## BEGIN

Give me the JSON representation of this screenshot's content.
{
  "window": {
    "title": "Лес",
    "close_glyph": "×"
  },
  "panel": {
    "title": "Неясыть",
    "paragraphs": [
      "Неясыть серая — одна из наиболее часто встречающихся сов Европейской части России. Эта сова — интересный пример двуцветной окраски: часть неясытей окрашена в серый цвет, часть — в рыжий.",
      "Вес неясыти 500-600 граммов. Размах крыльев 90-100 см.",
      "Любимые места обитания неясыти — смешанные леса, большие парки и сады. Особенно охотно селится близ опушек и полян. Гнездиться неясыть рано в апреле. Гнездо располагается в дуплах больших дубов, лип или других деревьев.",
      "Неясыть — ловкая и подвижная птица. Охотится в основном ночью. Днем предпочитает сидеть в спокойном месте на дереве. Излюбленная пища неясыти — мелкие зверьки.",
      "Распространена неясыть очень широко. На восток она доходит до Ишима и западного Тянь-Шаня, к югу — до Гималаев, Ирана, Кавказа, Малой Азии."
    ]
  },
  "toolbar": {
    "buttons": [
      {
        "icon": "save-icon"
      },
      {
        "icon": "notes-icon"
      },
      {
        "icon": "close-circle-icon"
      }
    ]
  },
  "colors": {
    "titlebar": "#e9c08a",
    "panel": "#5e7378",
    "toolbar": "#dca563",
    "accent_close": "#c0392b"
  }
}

## END

Problem details:
Among the lines above, how many contain the string "неясыти"? State the number alone.

Exercise output:
3